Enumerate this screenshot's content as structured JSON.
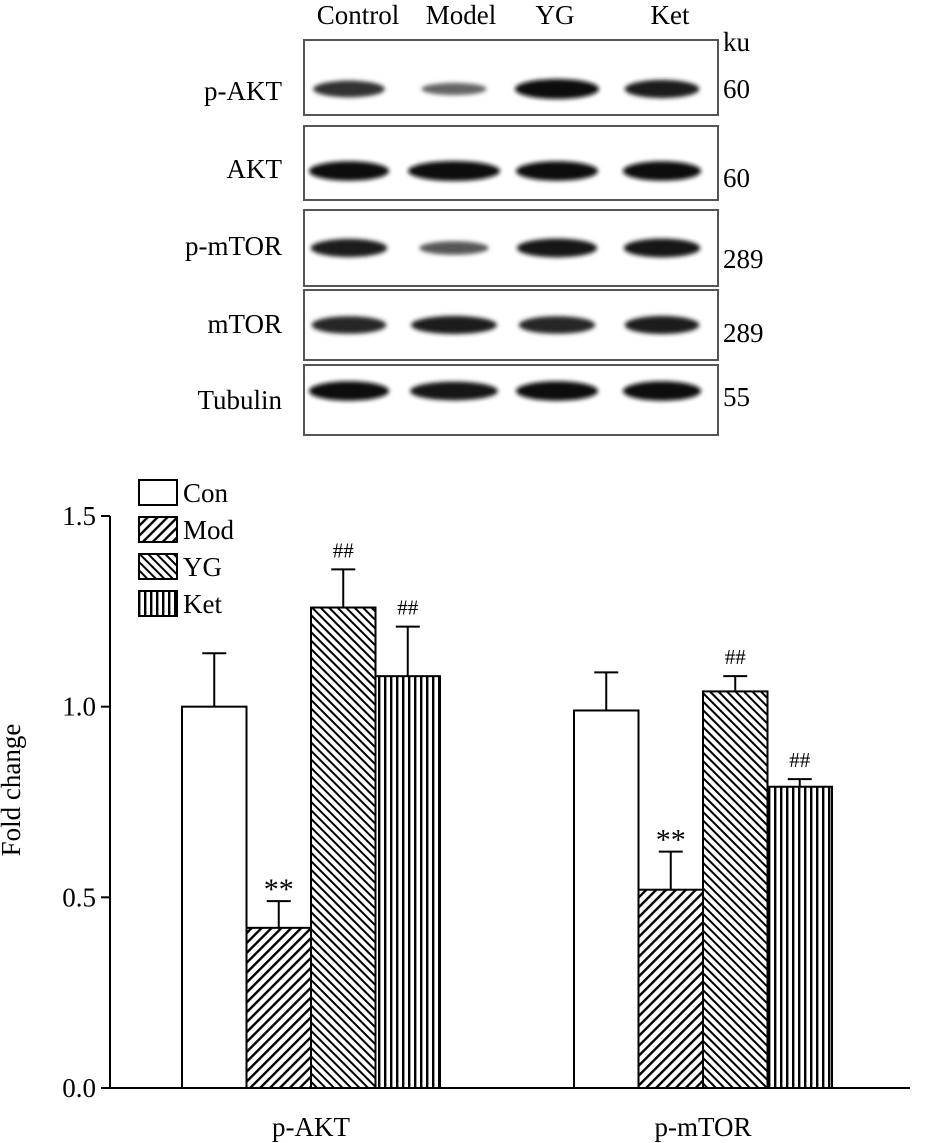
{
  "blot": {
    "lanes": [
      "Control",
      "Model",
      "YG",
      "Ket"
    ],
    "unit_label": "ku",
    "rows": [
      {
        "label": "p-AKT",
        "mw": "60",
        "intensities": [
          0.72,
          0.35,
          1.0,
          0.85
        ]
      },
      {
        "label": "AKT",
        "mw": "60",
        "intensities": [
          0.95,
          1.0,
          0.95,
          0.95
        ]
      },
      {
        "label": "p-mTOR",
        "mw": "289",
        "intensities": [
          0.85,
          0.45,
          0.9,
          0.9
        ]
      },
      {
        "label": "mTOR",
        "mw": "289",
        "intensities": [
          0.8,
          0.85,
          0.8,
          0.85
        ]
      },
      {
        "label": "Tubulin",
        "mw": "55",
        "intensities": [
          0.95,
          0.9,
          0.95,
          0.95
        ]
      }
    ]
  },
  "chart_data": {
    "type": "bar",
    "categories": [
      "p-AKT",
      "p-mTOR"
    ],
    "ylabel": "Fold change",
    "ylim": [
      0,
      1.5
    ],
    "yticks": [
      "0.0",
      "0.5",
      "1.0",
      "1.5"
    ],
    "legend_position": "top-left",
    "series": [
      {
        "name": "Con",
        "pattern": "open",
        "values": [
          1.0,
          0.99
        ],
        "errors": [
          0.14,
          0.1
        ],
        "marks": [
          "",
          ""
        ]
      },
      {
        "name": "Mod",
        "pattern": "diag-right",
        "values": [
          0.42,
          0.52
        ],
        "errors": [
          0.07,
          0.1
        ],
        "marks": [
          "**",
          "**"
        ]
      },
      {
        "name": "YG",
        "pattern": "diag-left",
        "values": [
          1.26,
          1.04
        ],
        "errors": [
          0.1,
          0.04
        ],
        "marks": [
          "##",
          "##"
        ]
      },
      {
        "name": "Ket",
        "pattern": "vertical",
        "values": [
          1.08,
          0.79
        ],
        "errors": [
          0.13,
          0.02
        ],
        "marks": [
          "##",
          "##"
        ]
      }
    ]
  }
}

■ ■ ■

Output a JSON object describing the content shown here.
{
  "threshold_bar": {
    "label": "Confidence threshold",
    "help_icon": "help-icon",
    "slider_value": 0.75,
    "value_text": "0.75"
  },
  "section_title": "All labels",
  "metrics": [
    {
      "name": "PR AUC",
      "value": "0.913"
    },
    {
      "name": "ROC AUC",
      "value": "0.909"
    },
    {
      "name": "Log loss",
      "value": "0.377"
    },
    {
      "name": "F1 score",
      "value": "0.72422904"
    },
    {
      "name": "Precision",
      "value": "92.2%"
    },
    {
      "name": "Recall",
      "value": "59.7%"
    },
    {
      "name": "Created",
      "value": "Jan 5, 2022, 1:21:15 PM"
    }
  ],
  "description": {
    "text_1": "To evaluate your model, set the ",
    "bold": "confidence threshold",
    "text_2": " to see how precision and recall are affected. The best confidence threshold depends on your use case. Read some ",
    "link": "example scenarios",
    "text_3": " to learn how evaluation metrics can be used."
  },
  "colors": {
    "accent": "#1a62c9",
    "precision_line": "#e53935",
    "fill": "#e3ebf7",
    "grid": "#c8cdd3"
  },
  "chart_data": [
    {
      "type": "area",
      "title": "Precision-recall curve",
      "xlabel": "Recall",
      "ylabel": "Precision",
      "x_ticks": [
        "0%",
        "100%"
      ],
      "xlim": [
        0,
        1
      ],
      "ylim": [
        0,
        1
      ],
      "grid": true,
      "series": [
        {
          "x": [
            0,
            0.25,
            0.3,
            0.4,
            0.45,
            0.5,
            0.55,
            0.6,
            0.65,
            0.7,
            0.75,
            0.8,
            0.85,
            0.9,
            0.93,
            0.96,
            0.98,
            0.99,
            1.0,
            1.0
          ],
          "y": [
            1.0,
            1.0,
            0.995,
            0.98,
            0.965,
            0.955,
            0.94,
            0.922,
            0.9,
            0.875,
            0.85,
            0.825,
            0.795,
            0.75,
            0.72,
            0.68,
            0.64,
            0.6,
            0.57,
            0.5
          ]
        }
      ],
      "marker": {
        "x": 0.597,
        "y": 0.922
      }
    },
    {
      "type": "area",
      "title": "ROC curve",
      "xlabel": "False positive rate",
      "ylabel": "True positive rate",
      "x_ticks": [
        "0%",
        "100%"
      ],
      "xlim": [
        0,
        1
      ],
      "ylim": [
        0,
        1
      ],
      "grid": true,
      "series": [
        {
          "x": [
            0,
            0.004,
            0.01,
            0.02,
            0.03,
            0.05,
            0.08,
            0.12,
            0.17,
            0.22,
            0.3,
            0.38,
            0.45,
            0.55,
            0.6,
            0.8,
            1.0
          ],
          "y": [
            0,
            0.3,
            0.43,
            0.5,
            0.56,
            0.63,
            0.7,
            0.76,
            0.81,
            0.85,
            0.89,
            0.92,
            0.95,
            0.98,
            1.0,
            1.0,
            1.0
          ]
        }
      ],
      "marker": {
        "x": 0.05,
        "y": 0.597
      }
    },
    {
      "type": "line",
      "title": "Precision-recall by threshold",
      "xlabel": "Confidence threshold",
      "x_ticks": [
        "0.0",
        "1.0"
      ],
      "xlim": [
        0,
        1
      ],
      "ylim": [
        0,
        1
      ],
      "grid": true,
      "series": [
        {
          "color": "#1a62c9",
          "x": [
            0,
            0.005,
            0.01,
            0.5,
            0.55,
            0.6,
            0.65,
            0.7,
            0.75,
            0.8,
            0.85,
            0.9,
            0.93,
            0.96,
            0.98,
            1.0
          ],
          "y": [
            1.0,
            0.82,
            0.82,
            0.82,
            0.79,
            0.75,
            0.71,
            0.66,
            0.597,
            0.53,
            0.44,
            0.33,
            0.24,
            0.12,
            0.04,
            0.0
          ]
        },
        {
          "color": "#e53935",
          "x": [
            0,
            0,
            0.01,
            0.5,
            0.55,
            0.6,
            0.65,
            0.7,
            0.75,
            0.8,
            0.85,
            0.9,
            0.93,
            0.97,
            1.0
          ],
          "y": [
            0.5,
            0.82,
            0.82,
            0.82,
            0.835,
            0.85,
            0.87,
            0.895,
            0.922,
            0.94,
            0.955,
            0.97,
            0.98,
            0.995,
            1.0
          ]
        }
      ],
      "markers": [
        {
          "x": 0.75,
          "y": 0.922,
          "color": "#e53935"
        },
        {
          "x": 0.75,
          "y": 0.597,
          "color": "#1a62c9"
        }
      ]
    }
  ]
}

■ ■ ■

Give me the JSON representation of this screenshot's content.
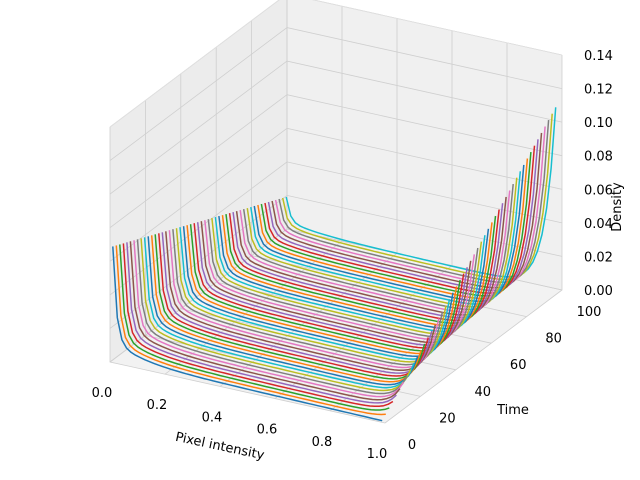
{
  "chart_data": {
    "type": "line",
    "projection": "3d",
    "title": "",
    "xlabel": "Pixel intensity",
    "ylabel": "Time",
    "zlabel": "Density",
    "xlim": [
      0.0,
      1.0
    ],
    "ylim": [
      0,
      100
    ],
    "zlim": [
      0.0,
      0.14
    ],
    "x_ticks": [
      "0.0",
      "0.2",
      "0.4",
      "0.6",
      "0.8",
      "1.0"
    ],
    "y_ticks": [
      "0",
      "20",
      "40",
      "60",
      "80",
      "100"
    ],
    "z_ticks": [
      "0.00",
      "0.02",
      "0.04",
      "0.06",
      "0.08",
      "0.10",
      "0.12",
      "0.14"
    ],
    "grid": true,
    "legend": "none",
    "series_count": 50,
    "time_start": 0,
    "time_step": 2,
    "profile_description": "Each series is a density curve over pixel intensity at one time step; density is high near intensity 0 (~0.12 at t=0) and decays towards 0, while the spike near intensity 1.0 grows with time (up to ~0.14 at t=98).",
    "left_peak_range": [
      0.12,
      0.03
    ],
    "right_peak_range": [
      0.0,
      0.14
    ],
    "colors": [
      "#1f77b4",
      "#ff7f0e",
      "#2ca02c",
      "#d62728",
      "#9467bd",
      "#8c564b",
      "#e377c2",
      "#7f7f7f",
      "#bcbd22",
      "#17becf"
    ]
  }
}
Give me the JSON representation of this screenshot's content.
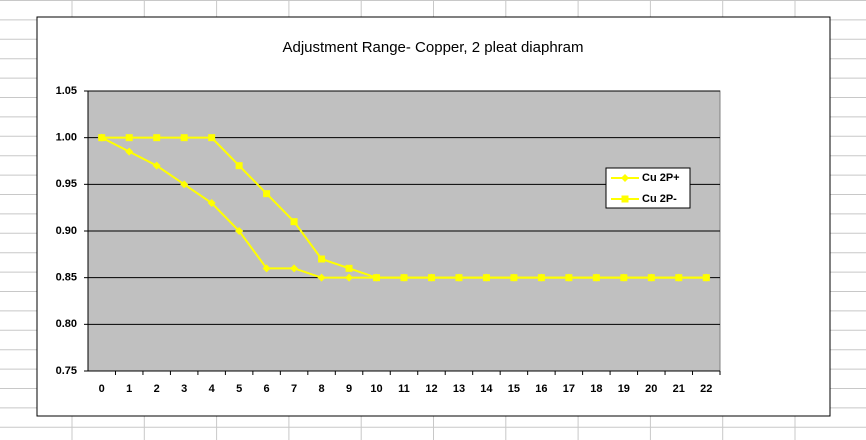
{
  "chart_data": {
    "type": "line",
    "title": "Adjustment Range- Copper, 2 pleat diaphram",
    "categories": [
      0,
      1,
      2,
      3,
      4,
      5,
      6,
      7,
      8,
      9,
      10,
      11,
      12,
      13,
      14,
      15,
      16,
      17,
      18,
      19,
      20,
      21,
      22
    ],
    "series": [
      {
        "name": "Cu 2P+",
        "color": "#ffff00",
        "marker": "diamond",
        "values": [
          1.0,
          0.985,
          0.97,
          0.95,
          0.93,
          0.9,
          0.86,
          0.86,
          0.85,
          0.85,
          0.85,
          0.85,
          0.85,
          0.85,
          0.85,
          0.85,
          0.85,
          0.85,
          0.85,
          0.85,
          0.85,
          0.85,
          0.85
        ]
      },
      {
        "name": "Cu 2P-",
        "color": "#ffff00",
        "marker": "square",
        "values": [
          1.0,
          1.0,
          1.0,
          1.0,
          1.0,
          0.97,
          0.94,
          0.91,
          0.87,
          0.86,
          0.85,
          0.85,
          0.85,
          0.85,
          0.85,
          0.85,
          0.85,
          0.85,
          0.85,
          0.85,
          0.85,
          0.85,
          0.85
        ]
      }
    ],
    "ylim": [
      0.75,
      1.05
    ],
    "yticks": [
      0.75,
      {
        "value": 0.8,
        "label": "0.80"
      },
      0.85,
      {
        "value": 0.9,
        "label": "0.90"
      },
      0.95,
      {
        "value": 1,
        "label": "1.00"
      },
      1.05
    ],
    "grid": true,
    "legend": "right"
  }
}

■ ■ ■

> _Given exercise_: From the data, list each line in which the string "your" appears.

> _Result of the task_:
    "text_1": "To evaluate your model, set the ",
    "text_2": " to see how precision and recall are affected. The best confidence threshold depends on your use case. Read some ",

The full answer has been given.